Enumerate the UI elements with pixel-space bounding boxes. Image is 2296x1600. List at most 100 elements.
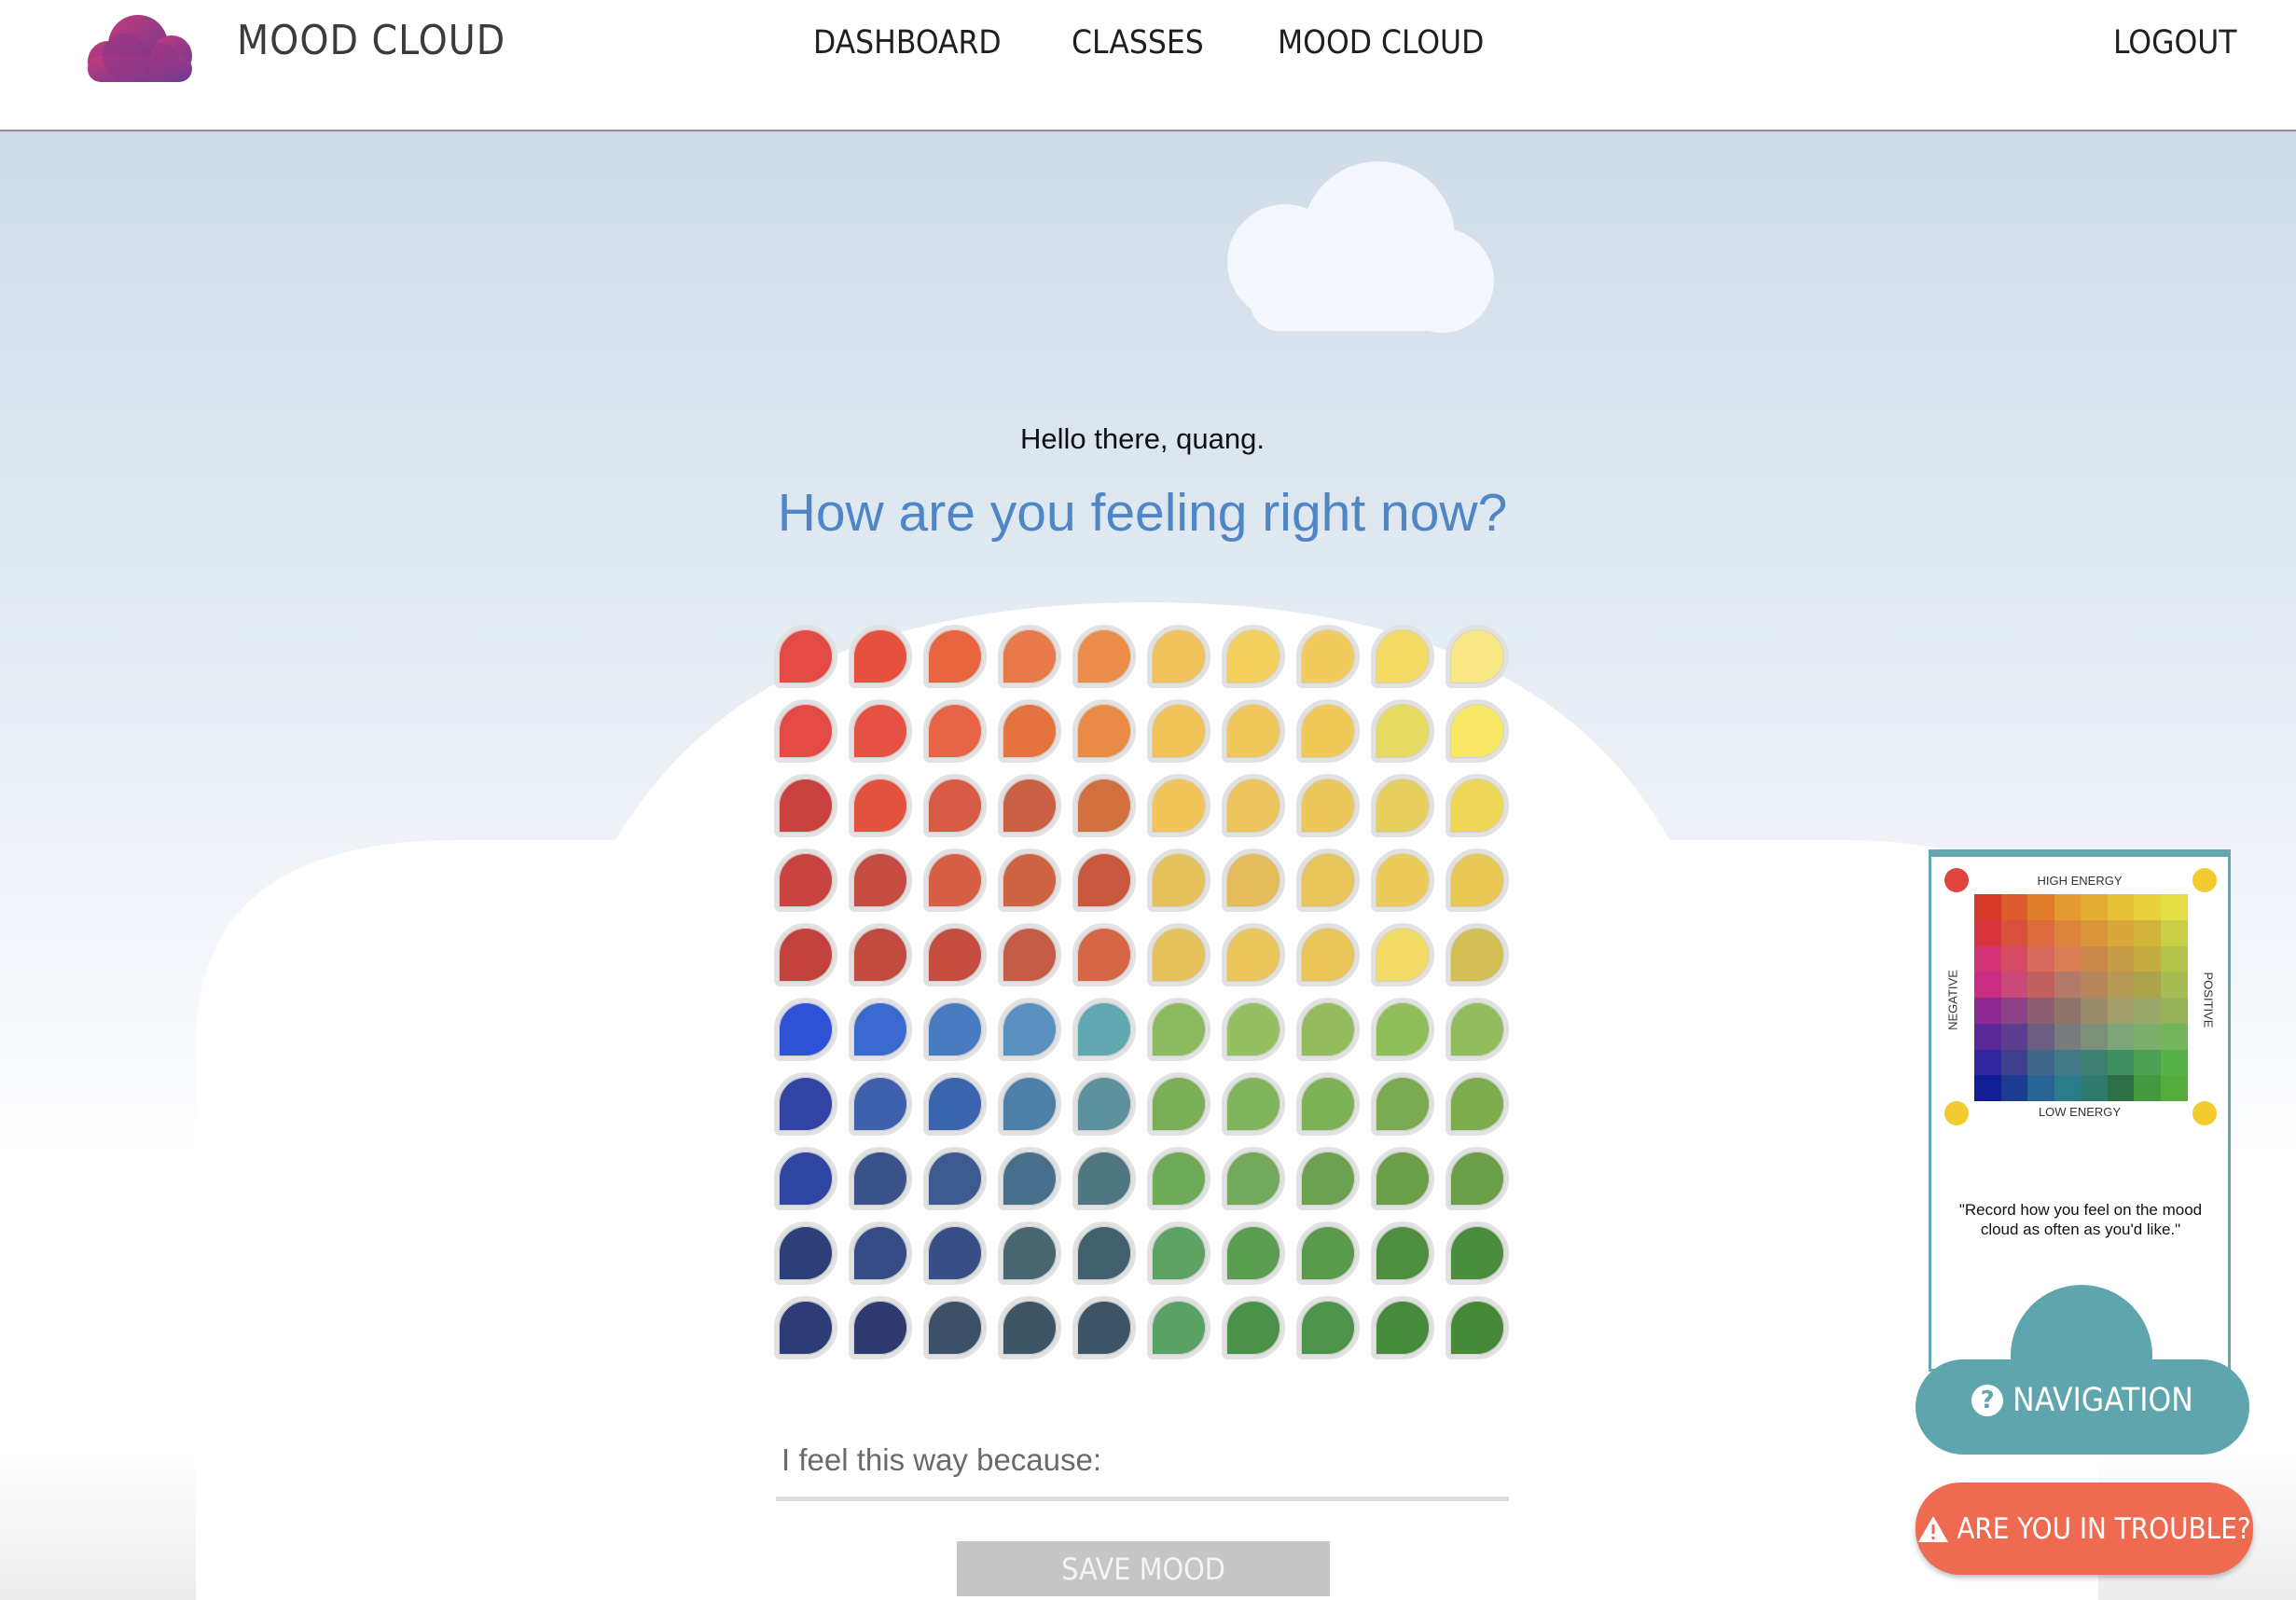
mood-dot[interactable]	[1072, 699, 1136, 763]
mood-dot[interactable]	[1147, 1296, 1210, 1359]
mood-dot[interactable]	[1147, 923, 1210, 986]
nav-classes[interactable]: CLASSES	[1072, 24, 1204, 62]
mood-dot[interactable]	[1222, 923, 1285, 986]
mood-dot[interactable]	[1296, 625, 1360, 688]
mood-dot[interactable]	[1147, 848, 1210, 912]
mood-dot[interactable]	[1072, 1072, 1136, 1136]
mood-dot[interactable]	[1072, 998, 1136, 1061]
navigation-button[interactable]: ? NAVIGATION	[1914, 1285, 2251, 1458]
mood-dot[interactable]	[849, 923, 912, 986]
mood-dot[interactable]	[1445, 625, 1509, 688]
mood-dot[interactable]	[1222, 848, 1285, 912]
mood-dot[interactable]	[1445, 998, 1509, 1061]
mood-dot[interactable]	[1371, 848, 1434, 912]
mood-dot[interactable]	[1445, 1221, 1509, 1285]
mood-dot[interactable]	[1296, 998, 1360, 1061]
mood-dot[interactable]	[774, 625, 837, 688]
mood-dot[interactable]	[1147, 998, 1210, 1061]
mood-dot[interactable]	[1072, 1221, 1136, 1285]
mood-dot[interactable]	[1222, 699, 1285, 763]
mood-dot[interactable]	[849, 1147, 912, 1210]
mood-dot[interactable]	[998, 625, 1061, 688]
mood-dot[interactable]	[1296, 1072, 1360, 1136]
mood-dot[interactable]	[774, 699, 837, 763]
mood-dot[interactable]	[1222, 774, 1285, 837]
mood-dot[interactable]	[774, 848, 837, 912]
mood-dot[interactable]	[1222, 1221, 1285, 1285]
mood-dot[interactable]	[998, 1147, 1061, 1210]
mood-dot[interactable]	[1222, 1147, 1285, 1210]
mood-dot[interactable]	[849, 774, 912, 837]
mood-dot[interactable]	[1445, 774, 1509, 837]
mood-dot[interactable]	[1445, 923, 1509, 986]
mood-dot[interactable]	[1371, 1147, 1434, 1210]
mood-dot[interactable]	[774, 1296, 837, 1359]
mood-dot[interactable]	[1445, 1147, 1509, 1210]
brand-name[interactable]: MOOD CLOUD	[237, 17, 505, 64]
mood-dot[interactable]	[774, 1221, 837, 1285]
nav-mood-cloud[interactable]: MOOD CLOUD	[1278, 24, 1484, 62]
mood-dot[interactable]	[1371, 923, 1434, 986]
mood-dot[interactable]	[1222, 1296, 1285, 1359]
mood-dot[interactable]	[1222, 625, 1285, 688]
mood-dot[interactable]	[998, 774, 1061, 837]
mood-dot[interactable]	[923, 774, 987, 837]
mood-dot[interactable]	[1371, 699, 1434, 763]
mood-dot[interactable]	[1147, 1221, 1210, 1285]
mood-dot[interactable]	[923, 1072, 987, 1136]
mood-dot[interactable]	[1445, 848, 1509, 912]
mood-dot[interactable]	[1072, 1296, 1136, 1359]
mood-dot[interactable]	[1072, 923, 1136, 986]
mood-dot[interactable]	[1072, 848, 1136, 912]
mood-dot[interactable]	[1147, 699, 1210, 763]
mood-dot[interactable]	[1445, 1296, 1509, 1359]
trouble-button[interactable]: ARE YOU IN TROUBLE?	[1916, 1483, 2253, 1575]
mood-dot[interactable]	[1222, 998, 1285, 1061]
mood-dot[interactable]	[1371, 1072, 1434, 1136]
mood-dot[interactable]	[923, 1147, 987, 1210]
mood-dot[interactable]	[923, 923, 987, 986]
mood-dot[interactable]	[1371, 625, 1434, 688]
mood-dot[interactable]	[998, 699, 1061, 763]
mood-dot[interactable]	[998, 998, 1061, 1061]
mood-dot[interactable]	[998, 1072, 1061, 1136]
mood-dot[interactable]	[774, 923, 837, 986]
nav-logout[interactable]: LOGOUT	[2113, 24, 2237, 62]
mood-dot[interactable]	[998, 923, 1061, 986]
brand-logo[interactable]	[71, 7, 203, 82]
mood-dot[interactable]	[1371, 1221, 1434, 1285]
mood-dot[interactable]	[1371, 774, 1434, 837]
mood-dot[interactable]	[923, 848, 987, 912]
mood-dot[interactable]	[923, 699, 987, 763]
mood-dot[interactable]	[774, 774, 837, 837]
mood-dot[interactable]	[849, 1221, 912, 1285]
mood-dot[interactable]	[774, 998, 837, 1061]
mood-dot[interactable]	[774, 1147, 837, 1210]
mood-dot[interactable]	[923, 998, 987, 1061]
mood-dot[interactable]	[1296, 923, 1360, 986]
mood-dot[interactable]	[1072, 625, 1136, 688]
mood-dot[interactable]	[1147, 1072, 1210, 1136]
mood-dot[interactable]	[1296, 1221, 1360, 1285]
reason-input[interactable]	[776, 1423, 1509, 1501]
mood-dot[interactable]	[849, 1072, 912, 1136]
mood-dot[interactable]	[849, 1296, 912, 1359]
mood-dot[interactable]	[1296, 848, 1360, 912]
mood-dot[interactable]	[849, 625, 912, 688]
mood-dot[interactable]	[998, 1296, 1061, 1359]
save-mood-button[interactable]: SAVE MOOD	[957, 1541, 1330, 1596]
mood-dot[interactable]	[1445, 1072, 1509, 1136]
mood-dot[interactable]	[849, 998, 912, 1061]
mood-dot[interactable]	[1072, 1147, 1136, 1210]
mood-dot[interactable]	[1371, 1296, 1434, 1359]
mood-dot[interactable]	[1072, 774, 1136, 837]
mood-dot[interactable]	[1296, 1296, 1360, 1359]
mood-dot[interactable]	[1296, 1147, 1360, 1210]
mood-dot[interactable]	[1371, 998, 1434, 1061]
mood-dot[interactable]	[1296, 774, 1360, 837]
mood-dot[interactable]	[1222, 1072, 1285, 1136]
mood-dot[interactable]	[998, 848, 1061, 912]
mood-dot[interactable]	[1445, 699, 1509, 763]
mood-dot[interactable]	[923, 625, 987, 688]
mood-dot[interactable]	[849, 699, 912, 763]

- [EXERCISE]
Convert each line of the records above into a JSON list of strings, with one string per line and blank lines omitted. Leave the pictures out of the answer.

- [EXERCISE SOLUTION]
[
  "Enumerate the UI elements with pixel-space bounding boxes. Image is 2296x1600. List at most 100 elements.",
  "mood-dot[interactable]\t[1072, 699, 1136, 763]",
  "mood-dot[interactable]\t[1147, 1296, 1210, 1359]",
  "mood-dot[interactable]\t[1147, 923, 1210, 986]",
  "nav-classes[interactable]: CLASSES\t[1072, 24, 1204, 62]",
  "mood-dot[interactable]\t[1222, 923, 1285, 986]",
  "mood-dot[interactable]\t[1296, 625, 1360, 688]",
  "mood-dot[interactable]\t[1147, 848, 1210, 912]",
  "mood-dot[interactable]\t[1072, 1072, 1136, 1136]",
  "mood-dot[interactable]\t[1072, 998, 1136, 1061]",
  "navigation-button[interactable]: ? NAVIGATION\t[1914, 1285, 2251, 1458]",
  "mood-dot[interactable]\t[849, 923, 912, 986]",
  "mood-dot[interactable]\t[1445, 625, 1509, 688]",
  "mood-dot[interactable]\t[1222, 848, 1285, 912]",
  "mood-dot[interactable]\t[1445, 998, 1509, 1061]",
  "mood-dot[interactable]\t[1371, 848, 1434, 912]",
  "mood-dot[interactable]\t[1445, 1221, 1509, 1285]",
  "mood-dot[interactable]\t[1296, 998, 1360, 1061]",
  "mood-dot[interactable]\t[774, 625, 837, 688]",
  "mood-dot[interactable]\t[1147, 998, 1210, 1061]",
  "mood-dot[interactable]\t[1072, 1221, 1136, 1285]",
  "mood-dot[interactable]\t[1222, 699, 1285, 763]",
  "mood-dot[interactable]\t[849, 1147, 912, 1210]",
  "mood-dot[interactable]\t[998, 625, 1061, 688]",
  "mood-dot[interactable]\t[1296, 1072, 1360, 1136]",
  "mood-dot[interactable]\t[774, 699, 837, 763]",
  "mood-dot[interactable]\t[1222, 774, 1285, 837]",
  "mood-dot[interactable]\t[774, 848, 837, 912]",
  "mood-dot[interactable]\t[1222, 1221, 1285, 1285]",
  "mood-dot[interactable]\t[998, 1147, 1061, 1210]",
  "mood-dot[interactable]\t[1222, 1147, 1285, 1210]",
  "mood-dot[interactable]\t[849, 774, 912, 837]",
  "mood-dot[interactable]\t[1445, 774, 1509, 837]",
  "mood-dot[interactable]\t[1445, 923, 1509, 986]",
  "mood-dot[interactable]\t[1371, 1147, 1434, 1210]",
  "mood-dot[interactable]\t[774, 1296, 837, 1359]",
  "mood-dot[interactable]\t[1445, 1147, 1509, 1210]",
  "brand-name[interactable]: MOOD CLOUD\t[237, 17, 505, 64]",
  "mood-dot[interactable]\t[774, 1221, 837, 1285]",
  "nav-mood-cloud[interactable]: MOOD CLOUD\t[1278, 24, 1484, 62]",
  "mood-dot[interactable]\t[1371, 923, 1434, 986]",
  "mood-dot[interactable]\t[1222, 1296, 1285, 1359]",
  "mood-dot[interactable]\t[1222, 625, 1285, 688]",
  "mood-dot[interactable]\t[998, 774, 1061, 837]",
  "mood-dot[interactable]\t[923, 774, 987, 837]",
  "mood-dot[interactable]\t[1371, 699, 1434, 763]",
  "mood-dot[interactable]\t[1147, 1221, 1210, 1285]",
  "mood-dot[interactable]\t[923, 1072, 987, 1136]",
  "mood-dot[interactable]\t[1445, 848, 1509, 912]",
  "mood-dot[interactable]\t[1072, 1296, 1136, 1359]",
  "mood-dot[interactable]\t[1072, 923, 1136, 986]",
  "mood-dot[interactable]\t[1072, 848, 1136, 912]",
  "mood-dot[interactable]\t[1147, 699, 1210, 763]",
  "mood-dot[interactable]\t[1445, 1296, 1509, 1359]",
  "trouble-button[interactable]: ARE YOU IN TROUBLE?\t[1916, 1483, 2253, 1575]",
  "mood-dot[interactable]\t[1222, 998, 1285, 1061]",
  "mood-dot[interactable]\t[1371, 1072, 1434, 1136]",
  "mood-dot[interactable]\t[923, 1147, 987, 1210]",
  "mood-dot[interactable]\t[923, 923, 987, 986]",
  "mood-dot[interactable]\t[1371, 625, 1434, 688]",
  "mood-dot[interactable]\t[998, 699, 1061, 763]",
  "mood-dot[interactable]\t[998, 998, 1061, 1061]",
  "mood-dot[interactable]\t[998, 1072, 1061, 1136]",
  "mood-dot[interactable]\t[774, 923, 837, 986]",
  "nav-logout[interactable]: LOGOUT\t[2113, 24, 2237, 62]",
  "mood-dot[interactable]\t[998, 923, 1061, 986]",
  "brand-logo[interactable]\t[71, 7, 203, 82]",
  "mood-dot[interactable]\t[1371, 1221, 1434, 1285]",
  "mood-dot[interactable]\t[1371, 774, 1434, 837]",
  "mood-dot[interactable]\t[923, 848, 987, 912]",
  "mood-dot[interactable]\t[923, 699, 987, 763]",
  "mood-dot[interactable]\t[774, 774, 837, 837]",
  "mood-dot[interactable]\t[849, 1221, 912, 1285]",
  "mood-dot[interactable]\t[774, 998, 837, 1061]",
  "mood-dot[interactable]\t[774, 1147, 837, 1210]",
  "mood-dot[interactable]\t[923, 998, 987, 1061]",
  "mood-dot[interactable]\t[1296, 923, 1360, 986]",
  "mood-dot[interactable]\t[1072, 625, 1136, 688]",
  "mood-dot[interactable]\t[1147, 1072, 1210, 1136]",
  "mood-dot[interactable]\t[1296, 1221, 1360, 1285]",
  "reason-input[interactable]\t[776, 1423, 1509, 1501]",
  "mood-dot[interactable]\t[849, 1072, 912, 1136]",
  "mood-dot[interactable]\t[849, 1296, 912, 1359]",
  "mood-dot[interactable]\t[1296, 848, 1360, 912]",
  "mood-dot[interactable]\t[849, 625, 912, 688]",
  "mood-dot[interactable]\t[998, 1296, 1061, 1359]",
  "save-mood-button[interactable]: SAVE MOOD\t[957, 1541, 1330, 1596]",
  "mood-dot[interactable]\t[1445, 1072, 1509, 1136]",
  "mood-dot[interactable]\t[849, 998, 912, 1061]",
  "mood-dot[interactable]\t[1072, 1147, 1136, 1210]",
  "mood-dot[interactable]\t[1371, 1296, 1434, 1359]",
  "mood-dot[interactable]\t[1072, 774, 1136, 837]",
  "mood-dot[interactable]\t[1296, 1296, 1360, 1359]",
  "mood-dot[interactable]\t[1296, 1147, 1360, 1210]",
  "mood-dot[interactable]\t[1371, 998, 1434, 1061]",
  "mood-dot[interactable]\t[1296, 774, 1360, 837]",
  "mood-dot[interactable]\t[1222, 1072, 1285, 1136]",
  "mood-dot[interactable]\t[998, 848, 1061, 912]",
  "mood-dot[interactable]\t[1445, 699, 1509, 763]",
  "mood-dot[interactable]\t[923, 625, 987, 688]",
  "mood-dot[interactable]\t[849, 699, 912, 763]"
]